++++ DATASET RECORDS

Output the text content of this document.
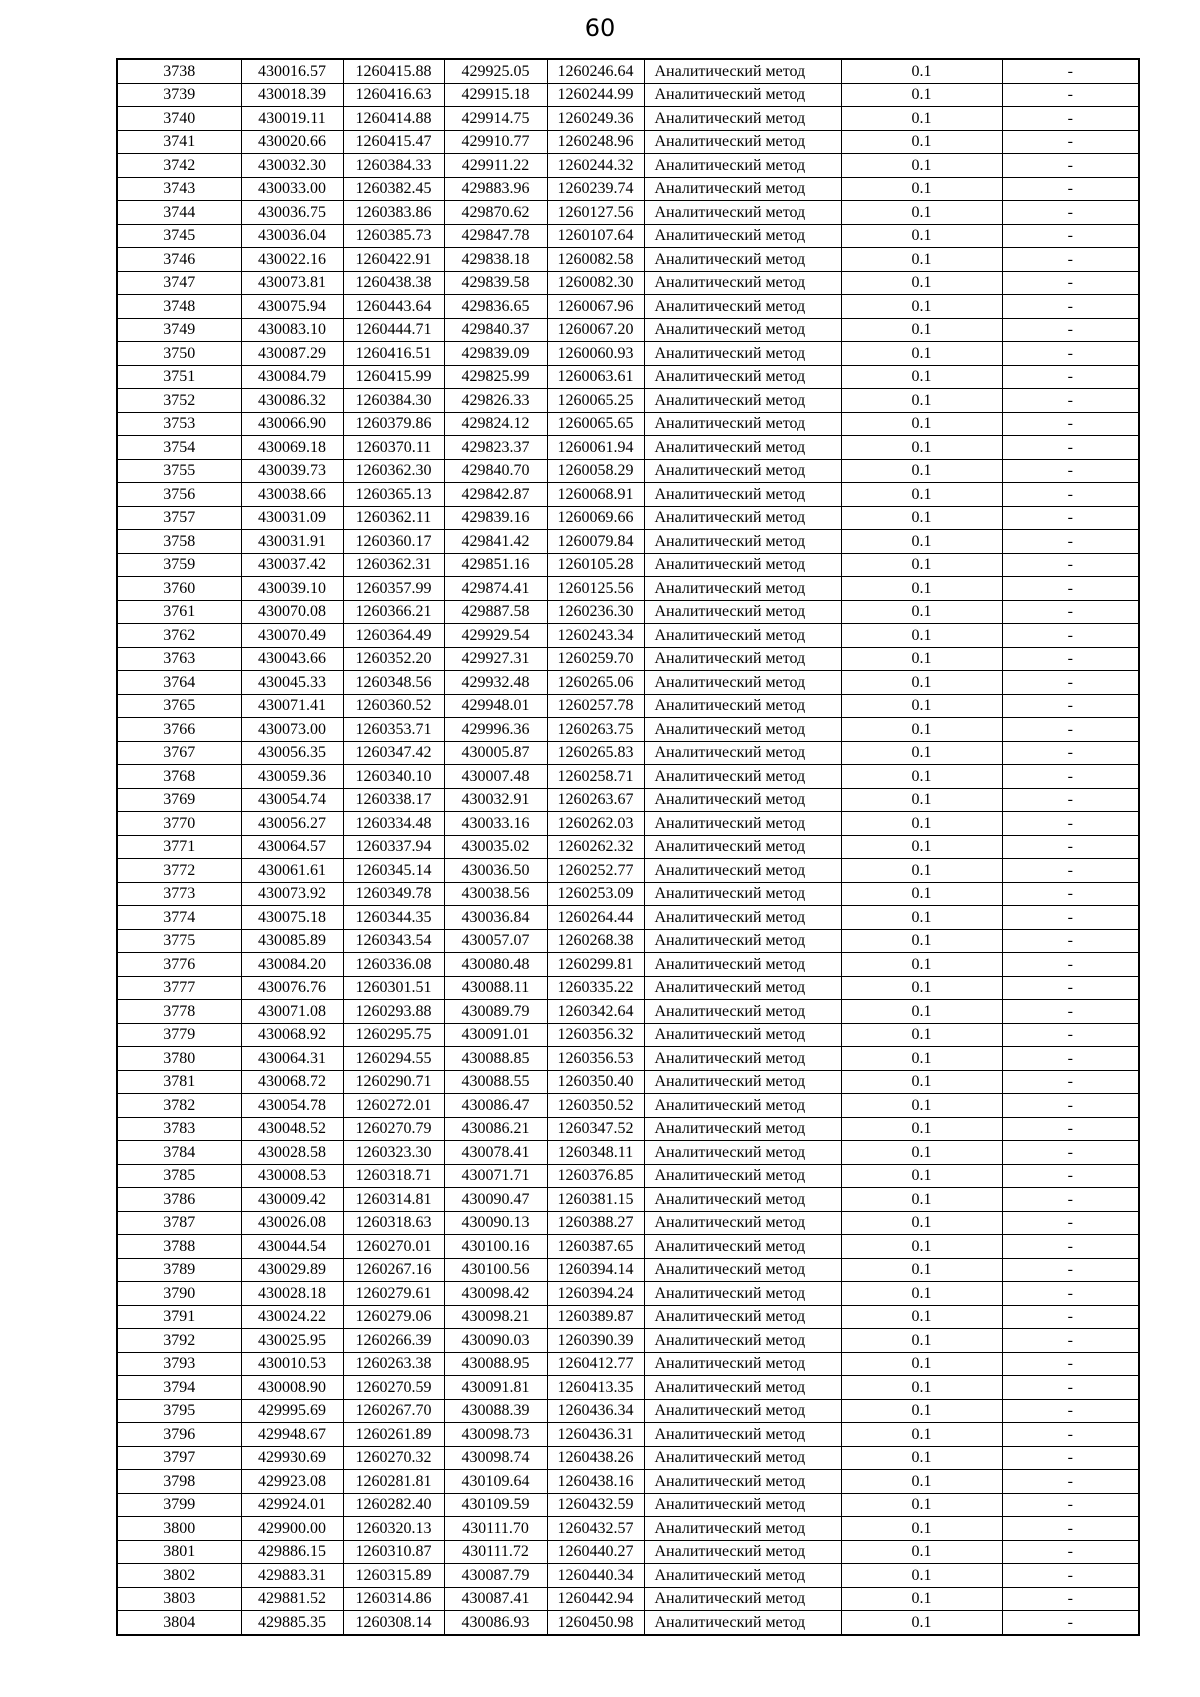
60
3738	430016.57	1260415.88	429925.05	1260246.64	Аналитический метод	0.1	-
3739	430018.39	1260416.63	429915.18	1260244.99	Аналитический метод	0.1	-
3740	430019.11	1260414.88	429914.75	1260249.36	Аналитический метод	0.1	-
3741	430020.66	1260415.47	429910.77	1260248.96	Аналитический метод	0.1	-
3742	430032.30	1260384.33	429911.22	1260244.32	Аналитический метод	0.1	-
3743	430033.00	1260382.45	429883.96	1260239.74	Аналитический метод	0.1	-
3744	430036.75	1260383.86	429870.62	1260127.56	Аналитический метод	0.1	-
3745	430036.04	1260385.73	429847.78	1260107.64	Аналитический метод	0.1	-
3746	430022.16	1260422.91	429838.18	1260082.58	Аналитический метод	0.1	-
3747	430073.81	1260438.38	429839.58	1260082.30	Аналитический метод	0.1	-
3748	430075.94	1260443.64	429836.65	1260067.96	Аналитический метод	0.1	-
3749	430083.10	1260444.71	429840.37	1260067.20	Аналитический метод	0.1	-
3750	430087.29	1260416.51	429839.09	1260060.93	Аналитический метод	0.1	-
3751	430084.79	1260415.99	429825.99	1260063.61	Аналитический метод	0.1	-
3752	430086.32	1260384.30	429826.33	1260065.25	Аналитический метод	0.1	-
3753	430066.90	1260379.86	429824.12	1260065.65	Аналитический метод	0.1	-
3754	430069.18	1260370.11	429823.37	1260061.94	Аналитический метод	0.1	-
3755	430039.73	1260362.30	429840.70	1260058.29	Аналитический метод	0.1	-
3756	430038.66	1260365.13	429842.87	1260068.91	Аналитический метод	0.1	-
3757	430031.09	1260362.11	429839.16	1260069.66	Аналитический метод	0.1	-
3758	430031.91	1260360.17	429841.42	1260079.84	Аналитический метод	0.1	-
3759	430037.42	1260362.31	429851.16	1260105.28	Аналитический метод	0.1	-
3760	430039.10	1260357.99	429874.41	1260125.56	Аналитический метод	0.1	-
3761	430070.08	1260366.21	429887.58	1260236.30	Аналитический метод	0.1	-
3762	430070.49	1260364.49	429929.54	1260243.34	Аналитический метод	0.1	-
3763	430043.66	1260352.20	429927.31	1260259.70	Аналитический метод	0.1	-
3764	430045.33	1260348.56	429932.48	1260265.06	Аналитический метод	0.1	-
3765	430071.41	1260360.52	429948.01	1260257.78	Аналитический метод	0.1	-
3766	430073.00	1260353.71	429996.36	1260263.75	Аналитический метод	0.1	-
3767	430056.35	1260347.42	430005.87	1260265.83	Аналитический метод	0.1	-
3768	430059.36	1260340.10	430007.48	1260258.71	Аналитический метод	0.1	-
3769	430054.74	1260338.17	430032.91	1260263.67	Аналитический метод	0.1	-
3770	430056.27	1260334.48	430033.16	1260262.03	Аналитический метод	0.1	-
3771	430064.57	1260337.94	430035.02	1260262.32	Аналитический метод	0.1	-
3772	430061.61	1260345.14	430036.50	1260252.77	Аналитический метод	0.1	-
3773	430073.92	1260349.78	430038.56	1260253.09	Аналитический метод	0.1	-
3774	430075.18	1260344.35	430036.84	1260264.44	Аналитический метод	0.1	-
3775	430085.89	1260343.54	430057.07	1260268.38	Аналитический метод	0.1	-
3776	430084.20	1260336.08	430080.48	1260299.81	Аналитический метод	0.1	-
3777	430076.76	1260301.51	430088.11	1260335.22	Аналитический метод	0.1	-
3778	430071.08	1260293.88	430089.79	1260342.64	Аналитический метод	0.1	-
3779	430068.92	1260295.75	430091.01	1260356.32	Аналитический метод	0.1	-
3780	430064.31	1260294.55	430088.85	1260356.53	Аналитический метод	0.1	-
3781	430068.72	1260290.71	430088.55	1260350.40	Аналитический метод	0.1	-
3782	430054.78	1260272.01	430086.47	1260350.52	Аналитический метод	0.1	-
3783	430048.52	1260270.79	430086.21	1260347.52	Аналитический метод	0.1	-
3784	430028.58	1260323.30	430078.41	1260348.11	Аналитический метод	0.1	-
3785	430008.53	1260318.71	430071.71	1260376.85	Аналитический метод	0.1	-
3786	430009.42	1260314.81	430090.47	1260381.15	Аналитический метод	0.1	-
3787	430026.08	1260318.63	430090.13	1260388.27	Аналитический метод	0.1	-
3788	430044.54	1260270.01	430100.16	1260387.65	Аналитический метод	0.1	-
3789	430029.89	1260267.16	430100.56	1260394.14	Аналитический метод	0.1	-
3790	430028.18	1260279.61	430098.42	1260394.24	Аналитический метод	0.1	-
3791	430024.22	1260279.06	430098.21	1260389.87	Аналитический метод	0.1	-
3792	430025.95	1260266.39	430090.03	1260390.39	Аналитический метод	0.1	-
3793	430010.53	1260263.38	430088.95	1260412.77	Аналитический метод	0.1	-
3794	430008.90	1260270.59	430091.81	1260413.35	Аналитический метод	0.1	-
3795	429995.69	1260267.70	430088.39	1260436.34	Аналитический метод	0.1	-
3796	429948.67	1260261.89	430098.73	1260436.31	Аналитический метод	0.1	-
3797	429930.69	1260270.32	430098.74	1260438.26	Аналитический метод	0.1	-
3798	429923.08	1260281.81	430109.64	1260438.16	Аналитический метод	0.1	-
3799	429924.01	1260282.40	430109.59	1260432.59	Аналитический метод	0.1	-
3800	429900.00	1260320.13	430111.70	1260432.57	Аналитический метод	0.1	-
3801	429886.15	1260310.87	430111.72	1260440.27	Аналитический метод	0.1	-
3802	429883.31	1260315.89	430087.79	1260440.34	Аналитический метод	0.1	-
3803	429881.52	1260314.86	430087.41	1260442.94	Аналитический метод	0.1	-
3804	429885.35	1260308.14	430086.93	1260450.98	Аналитический метод	0.1	-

++++++++

All of the material above is to be copied exactly, except for its images.

* _TASK RESULT_
Output the text content of this document.
60
3738	430016.57	1260415.88	429925.05	1260246.64	Аналитический метод	0.1	-
3739	430018.39	1260416.63	429915.18	1260244.99	Аналитический метод	0.1	-
3740	430019.11	1260414.88	429914.75	1260249.36	Аналитический метод	0.1	-
3741	430020.66	1260415.47	429910.77	1260248.96	Аналитический метод	0.1	-
3742	430032.30	1260384.33	429911.22	1260244.32	Аналитический метод	0.1	-
3743	430033.00	1260382.45	429883.96	1260239.74	Аналитический метод	0.1	-
3744	430036.75	1260383.86	429870.62	1260127.56	Аналитический метод	0.1	-
3745	430036.04	1260385.73	429847.78	1260107.64	Аналитический метод	0.1	-
3746	430022.16	1260422.91	429838.18	1260082.58	Аналитический метод	0.1	-
3747	430073.81	1260438.38	429839.58	1260082.30	Аналитический метод	0.1	-
3748	430075.94	1260443.64	429836.65	1260067.96	Аналитический метод	0.1	-
3749	430083.10	1260444.71	429840.37	1260067.20	Аналитический метод	0.1	-
3750	430087.29	1260416.51	429839.09	1260060.93	Аналитический метод	0.1	-
3751	430084.79	1260415.99	429825.99	1260063.61	Аналитический метод	0.1	-
3752	430086.32	1260384.30	429826.33	1260065.25	Аналитический метод	0.1	-
3753	430066.90	1260379.86	429824.12	1260065.65	Аналитический метод	0.1	-
3754	430069.18	1260370.11	429823.37	1260061.94	Аналитический метод	0.1	-
3755	430039.73	1260362.30	429840.70	1260058.29	Аналитический метод	0.1	-
3756	430038.66	1260365.13	429842.87	1260068.91	Аналитический метод	0.1	-
3757	430031.09	1260362.11	429839.16	1260069.66	Аналитический метод	0.1	-
3758	430031.91	1260360.17	429841.42	1260079.84	Аналитический метод	0.1	-
3759	430037.42	1260362.31	429851.16	1260105.28	Аналитический метод	0.1	-
3760	430039.10	1260357.99	429874.41	1260125.56	Аналитический метод	0.1	-
3761	430070.08	1260366.21	429887.58	1260236.30	Аналитический метод	0.1	-
3762	430070.49	1260364.49	429929.54	1260243.34	Аналитический метод	0.1	-
3763	430043.66	1260352.20	429927.31	1260259.70	Аналитический метод	0.1	-
3764	430045.33	1260348.56	429932.48	1260265.06	Аналитический метод	0.1	-
3765	430071.41	1260360.52	429948.01	1260257.78	Аналитический метод	0.1	-
3766	430073.00	1260353.71	429996.36	1260263.75	Аналитический метод	0.1	-
3767	430056.35	1260347.42	430005.87	1260265.83	Аналитический метод	0.1	-
3768	430059.36	1260340.10	430007.48	1260258.71	Аналитический метод	0.1	-
3769	430054.74	1260338.17	430032.91	1260263.67	Аналитический метод	0.1	-
3770	430056.27	1260334.48	430033.16	1260262.03	Аналитический метод	0.1	-
3771	430064.57	1260337.94	430035.02	1260262.32	Аналитический метод	0.1	-
3772	430061.61	1260345.14	430036.50	1260252.77	Аналитический метод	0.1	-
3773	430073.92	1260349.78	430038.56	1260253.09	Аналитический метод	0.1	-
3774	430075.18	1260344.35	430036.84	1260264.44	Аналитический метод	0.1	-
3775	430085.89	1260343.54	430057.07	1260268.38	Аналитический метод	0.1	-
3776	430084.20	1260336.08	430080.48	1260299.81	Аналитический метод	0.1	-
3777	430076.76	1260301.51	430088.11	1260335.22	Аналитический метод	0.1	-
3778	430071.08	1260293.88	430089.79	1260342.64	Аналитический метод	0.1	-
3779	430068.92	1260295.75	430091.01	1260356.32	Аналитический метод	0.1	-
3780	430064.31	1260294.55	430088.85	1260356.53	Аналитический метод	0.1	-
3781	430068.72	1260290.71	430088.55	1260350.40	Аналитический метод	0.1	-
3782	430054.78	1260272.01	430086.47	1260350.52	Аналитический метод	0.1	-
3783	430048.52	1260270.79	430086.21	1260347.52	Аналитический метод	0.1	-
3784	430028.58	1260323.30	430078.41	1260348.11	Аналитический метод	0.1	-
3785	430008.53	1260318.71	430071.71	1260376.85	Аналитический метод	0.1	-
3786	430009.42	1260314.81	430090.47	1260381.15	Аналитический метод	0.1	-
3787	430026.08	1260318.63	430090.13	1260388.27	Аналитический метод	0.1	-
3788	430044.54	1260270.01	430100.16	1260387.65	Аналитический метод	0.1	-
3789	430029.89	1260267.16	430100.56	1260394.14	Аналитический метод	0.1	-
3790	430028.18	1260279.61	430098.42	1260394.24	Аналитический метод	0.1	-
3791	430024.22	1260279.06	430098.21	1260389.87	Аналитический метод	0.1	-
3792	430025.95	1260266.39	430090.03	1260390.39	Аналитический метод	0.1	-
3793	430010.53	1260263.38	430088.95	1260412.77	Аналитический метод	0.1	-
3794	430008.90	1260270.59	430091.81	1260413.35	Аналитический метод	0.1	-
3795	429995.69	1260267.70	430088.39	1260436.34	Аналитический метод	0.1	-
3796	429948.67	1260261.89	430098.73	1260436.31	Аналитический метод	0.1	-
3797	429930.69	1260270.32	430098.74	1260438.26	Аналитический метод	0.1	-
3798	429923.08	1260281.81	430109.64	1260438.16	Аналитический метод	0.1	-
3799	429924.01	1260282.40	430109.59	1260432.59	Аналитический метод	0.1	-
3800	429900.00	1260320.13	430111.70	1260432.57	Аналитический метод	0.1	-
3801	429886.15	1260310.87	430111.72	1260440.27	Аналитический метод	0.1	-
3802	429883.31	1260315.89	430087.79	1260440.34	Аналитический метод	0.1	-
3803	429881.52	1260314.86	430087.41	1260442.94	Аналитический метод	0.1	-
3804	429885.35	1260308.14	430086.93	1260450.98	Аналитический метод	0.1	-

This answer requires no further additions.